╭──

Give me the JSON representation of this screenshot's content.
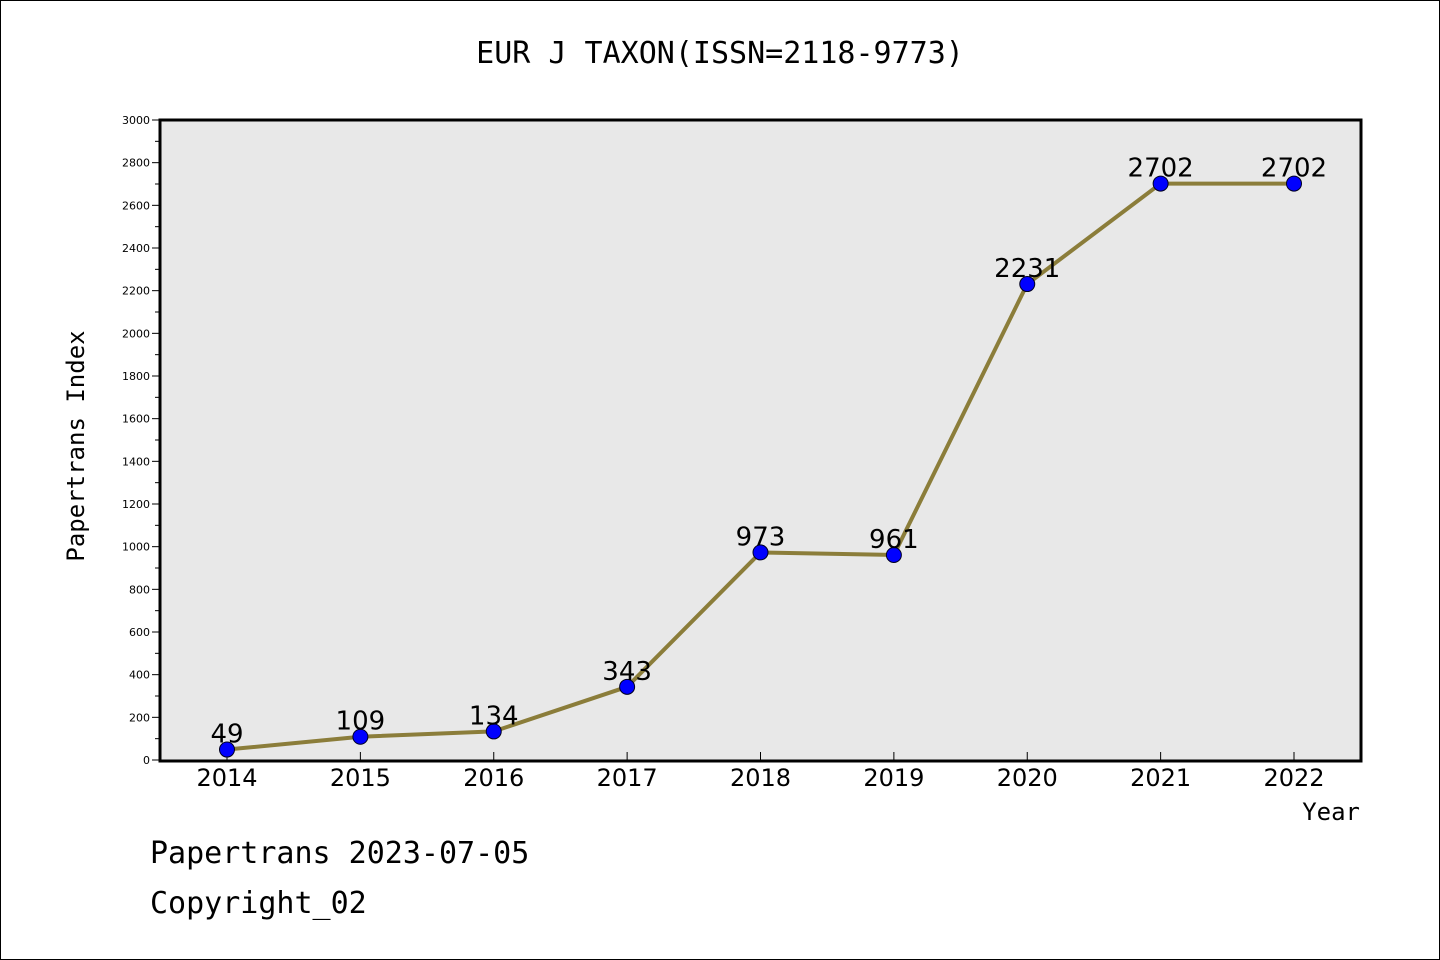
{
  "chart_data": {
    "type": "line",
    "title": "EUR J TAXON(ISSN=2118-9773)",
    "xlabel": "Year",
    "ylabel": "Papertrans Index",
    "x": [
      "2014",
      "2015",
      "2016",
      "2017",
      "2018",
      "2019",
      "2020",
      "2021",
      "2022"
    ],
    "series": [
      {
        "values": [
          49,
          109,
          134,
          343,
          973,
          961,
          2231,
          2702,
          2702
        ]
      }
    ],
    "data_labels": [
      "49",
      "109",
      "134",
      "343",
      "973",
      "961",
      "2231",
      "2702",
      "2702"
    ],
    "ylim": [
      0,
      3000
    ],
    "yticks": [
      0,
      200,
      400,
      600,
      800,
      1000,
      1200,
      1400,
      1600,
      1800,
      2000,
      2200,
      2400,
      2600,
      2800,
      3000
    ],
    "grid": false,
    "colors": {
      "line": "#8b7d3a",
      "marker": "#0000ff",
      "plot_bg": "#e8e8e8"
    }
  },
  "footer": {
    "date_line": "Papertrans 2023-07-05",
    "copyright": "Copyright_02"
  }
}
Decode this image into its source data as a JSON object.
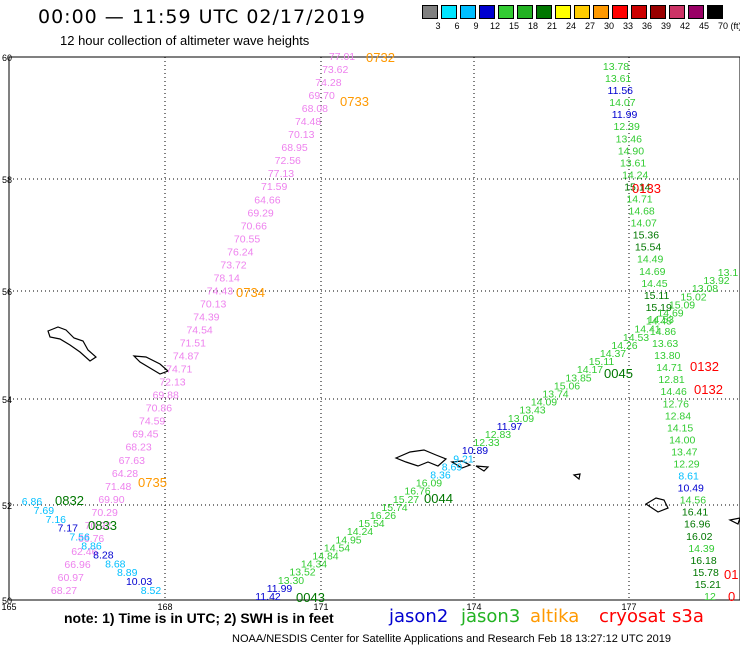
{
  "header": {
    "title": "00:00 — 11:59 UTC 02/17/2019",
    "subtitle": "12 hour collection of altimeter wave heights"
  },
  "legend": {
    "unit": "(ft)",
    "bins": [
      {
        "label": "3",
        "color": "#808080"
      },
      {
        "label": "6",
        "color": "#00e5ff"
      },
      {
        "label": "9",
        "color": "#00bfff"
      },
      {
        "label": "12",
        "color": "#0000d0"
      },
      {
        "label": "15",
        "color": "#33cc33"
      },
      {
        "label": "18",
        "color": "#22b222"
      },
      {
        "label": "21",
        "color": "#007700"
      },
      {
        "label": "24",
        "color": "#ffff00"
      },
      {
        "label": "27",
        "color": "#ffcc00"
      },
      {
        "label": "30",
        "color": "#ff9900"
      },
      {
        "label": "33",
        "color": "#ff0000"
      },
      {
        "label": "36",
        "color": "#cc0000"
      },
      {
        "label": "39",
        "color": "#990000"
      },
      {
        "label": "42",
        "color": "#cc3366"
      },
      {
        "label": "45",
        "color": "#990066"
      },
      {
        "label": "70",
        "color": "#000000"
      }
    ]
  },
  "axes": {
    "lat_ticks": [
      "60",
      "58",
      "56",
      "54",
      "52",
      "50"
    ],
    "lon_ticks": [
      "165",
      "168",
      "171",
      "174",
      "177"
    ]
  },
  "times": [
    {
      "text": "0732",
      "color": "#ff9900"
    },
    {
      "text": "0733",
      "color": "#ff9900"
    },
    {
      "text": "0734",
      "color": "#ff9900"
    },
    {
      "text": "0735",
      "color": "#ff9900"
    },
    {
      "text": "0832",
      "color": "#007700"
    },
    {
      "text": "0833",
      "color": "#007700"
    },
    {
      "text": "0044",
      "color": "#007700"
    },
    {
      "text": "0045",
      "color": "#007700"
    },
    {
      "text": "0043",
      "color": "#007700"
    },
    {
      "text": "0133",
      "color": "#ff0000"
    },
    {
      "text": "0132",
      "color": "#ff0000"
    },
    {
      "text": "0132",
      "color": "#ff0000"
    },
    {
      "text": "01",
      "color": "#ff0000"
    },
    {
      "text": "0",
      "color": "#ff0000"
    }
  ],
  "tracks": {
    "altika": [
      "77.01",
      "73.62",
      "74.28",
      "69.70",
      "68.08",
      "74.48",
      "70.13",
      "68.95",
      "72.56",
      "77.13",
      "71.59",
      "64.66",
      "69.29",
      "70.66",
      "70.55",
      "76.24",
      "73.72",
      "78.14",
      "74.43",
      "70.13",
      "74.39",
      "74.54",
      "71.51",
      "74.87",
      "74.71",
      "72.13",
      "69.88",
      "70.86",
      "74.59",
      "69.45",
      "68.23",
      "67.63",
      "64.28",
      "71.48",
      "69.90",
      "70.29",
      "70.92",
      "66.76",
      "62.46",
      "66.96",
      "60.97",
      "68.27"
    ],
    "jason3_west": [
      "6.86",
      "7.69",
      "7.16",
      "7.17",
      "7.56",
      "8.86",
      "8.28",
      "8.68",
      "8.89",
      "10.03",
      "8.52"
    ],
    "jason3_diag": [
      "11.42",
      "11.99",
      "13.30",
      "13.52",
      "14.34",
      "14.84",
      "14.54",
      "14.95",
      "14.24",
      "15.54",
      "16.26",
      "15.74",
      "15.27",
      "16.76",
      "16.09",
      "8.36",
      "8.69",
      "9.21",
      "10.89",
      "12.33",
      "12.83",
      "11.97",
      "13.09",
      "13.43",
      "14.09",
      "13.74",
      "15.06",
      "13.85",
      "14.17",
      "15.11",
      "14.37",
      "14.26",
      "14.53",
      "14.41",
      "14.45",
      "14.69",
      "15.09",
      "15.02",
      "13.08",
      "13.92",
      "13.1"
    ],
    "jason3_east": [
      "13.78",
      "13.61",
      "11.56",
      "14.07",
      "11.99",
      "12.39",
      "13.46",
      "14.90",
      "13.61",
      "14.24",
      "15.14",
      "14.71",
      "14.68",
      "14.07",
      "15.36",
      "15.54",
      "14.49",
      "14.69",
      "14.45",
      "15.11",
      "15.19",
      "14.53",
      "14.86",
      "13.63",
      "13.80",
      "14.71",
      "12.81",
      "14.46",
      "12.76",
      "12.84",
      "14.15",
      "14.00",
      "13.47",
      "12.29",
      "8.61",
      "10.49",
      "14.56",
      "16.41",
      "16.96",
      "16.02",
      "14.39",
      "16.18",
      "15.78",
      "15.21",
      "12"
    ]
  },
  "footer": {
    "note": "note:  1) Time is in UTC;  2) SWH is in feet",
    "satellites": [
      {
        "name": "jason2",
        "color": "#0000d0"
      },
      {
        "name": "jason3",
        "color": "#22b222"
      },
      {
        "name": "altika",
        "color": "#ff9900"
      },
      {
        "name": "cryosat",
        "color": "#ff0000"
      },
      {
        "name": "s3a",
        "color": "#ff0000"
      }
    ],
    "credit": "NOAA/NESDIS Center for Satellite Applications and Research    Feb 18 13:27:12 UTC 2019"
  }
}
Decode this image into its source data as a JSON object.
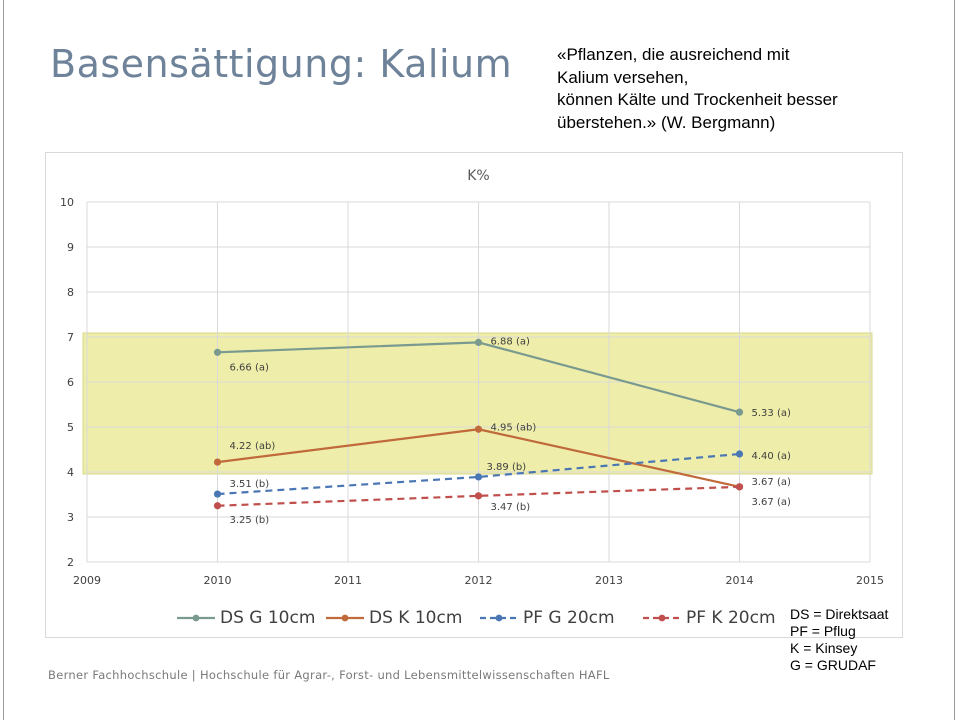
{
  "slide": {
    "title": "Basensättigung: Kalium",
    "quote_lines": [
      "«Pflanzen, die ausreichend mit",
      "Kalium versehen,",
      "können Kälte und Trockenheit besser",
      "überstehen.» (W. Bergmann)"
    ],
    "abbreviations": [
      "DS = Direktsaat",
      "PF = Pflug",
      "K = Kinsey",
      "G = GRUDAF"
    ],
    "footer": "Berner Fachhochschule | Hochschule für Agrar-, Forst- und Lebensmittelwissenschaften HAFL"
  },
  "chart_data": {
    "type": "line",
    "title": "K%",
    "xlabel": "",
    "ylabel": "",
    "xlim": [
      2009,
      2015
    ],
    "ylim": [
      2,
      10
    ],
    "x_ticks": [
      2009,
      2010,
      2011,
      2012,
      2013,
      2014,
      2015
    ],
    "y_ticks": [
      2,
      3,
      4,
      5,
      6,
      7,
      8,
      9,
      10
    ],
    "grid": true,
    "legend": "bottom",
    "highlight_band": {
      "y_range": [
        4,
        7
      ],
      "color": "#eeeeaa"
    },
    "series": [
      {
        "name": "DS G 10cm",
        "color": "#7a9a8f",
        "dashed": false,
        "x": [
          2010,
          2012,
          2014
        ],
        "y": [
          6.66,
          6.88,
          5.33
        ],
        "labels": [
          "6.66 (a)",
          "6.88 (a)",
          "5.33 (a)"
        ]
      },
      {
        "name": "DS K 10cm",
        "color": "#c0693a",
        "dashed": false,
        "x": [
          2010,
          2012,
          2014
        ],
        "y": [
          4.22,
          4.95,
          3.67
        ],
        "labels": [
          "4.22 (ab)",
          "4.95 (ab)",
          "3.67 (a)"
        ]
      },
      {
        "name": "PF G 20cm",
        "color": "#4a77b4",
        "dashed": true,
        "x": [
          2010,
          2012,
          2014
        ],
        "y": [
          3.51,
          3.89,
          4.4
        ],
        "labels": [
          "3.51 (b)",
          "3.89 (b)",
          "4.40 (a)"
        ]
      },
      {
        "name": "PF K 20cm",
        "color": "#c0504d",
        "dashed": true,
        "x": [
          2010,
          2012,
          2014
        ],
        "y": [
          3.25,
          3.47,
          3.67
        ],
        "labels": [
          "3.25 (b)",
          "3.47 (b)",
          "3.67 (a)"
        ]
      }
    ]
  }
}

╰──

* [GOAL]:
Using the records above, copy every line that has the word "Kalium" in it.

* [COMPLETE ANSWER]:
    "title": "Basensättigung: Kalium",
      "Kalium versehen,",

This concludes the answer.